What is expected.
Determine how many lines in the entries below contain the string "elements". Reply with that number alone.
↓
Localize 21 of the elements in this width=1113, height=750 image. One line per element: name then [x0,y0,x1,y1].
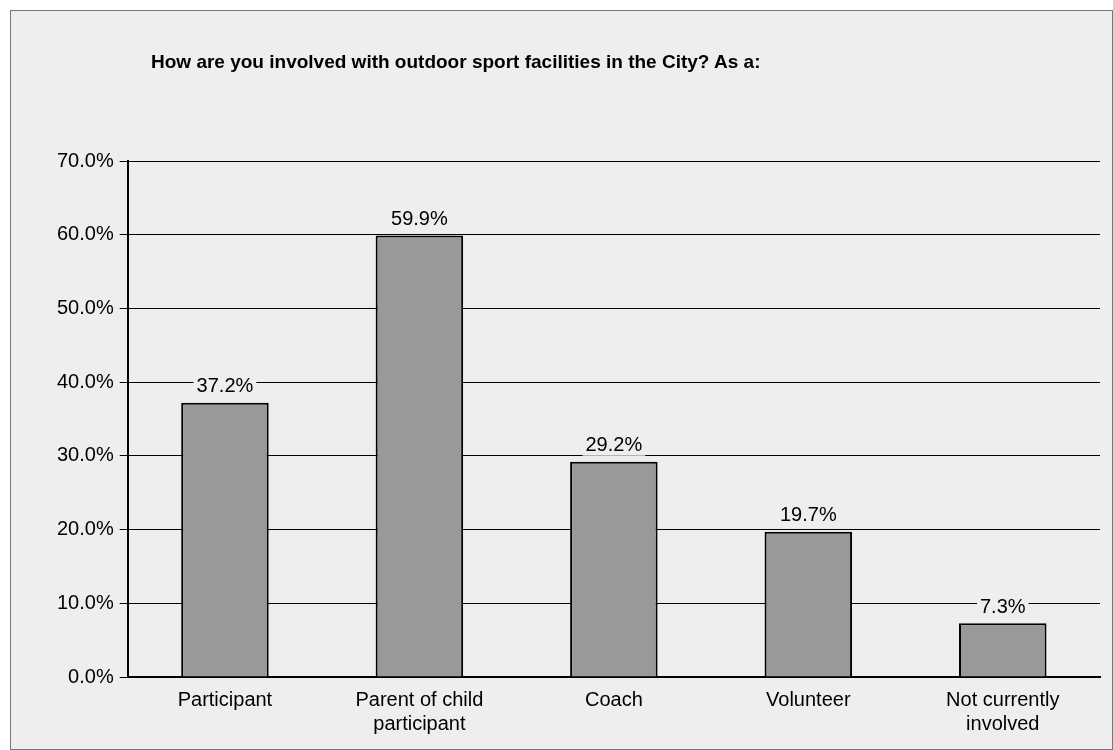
category-label: involved [966,711,1040,734]
y-tick-label: 70.0% [56,148,114,171]
data-label: 37.2% [196,374,254,397]
category-label: Parent of child [355,687,484,710]
data-label: 19.7% [779,503,837,526]
category-label: participant [373,711,466,734]
y-tick-label: 40.0% [56,369,114,392]
category-label: Coach [584,687,643,710]
category-label: Participant [177,687,273,710]
y-tick-label: 20.0% [56,517,114,540]
data-label: 29.2% [585,433,643,456]
y-tick-label: 0.0% [68,664,114,687]
data-label: 7.3% [979,594,1026,617]
category-label: Volunteer [766,687,851,710]
y-tick-label: 60.0% [56,222,114,245]
y-tick-label: 30.0% [56,443,114,466]
data-label: 59.9% [391,206,448,229]
category-label: Not currently [946,687,1060,710]
y-tick-label: 50.0% [56,295,114,318]
chart-title: How are you involved with outdoor sport facilities in the City? As a: [151,51,761,73]
y-tick-label: 10.0% [56,590,114,613]
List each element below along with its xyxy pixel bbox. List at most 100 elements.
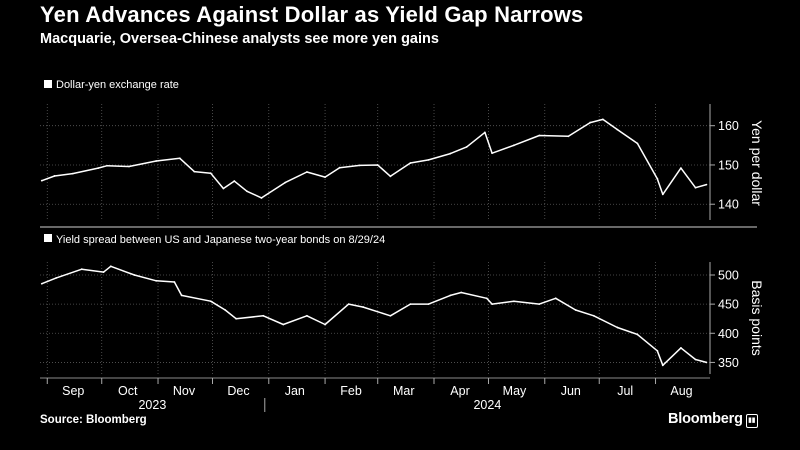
↑
Output for this task.
2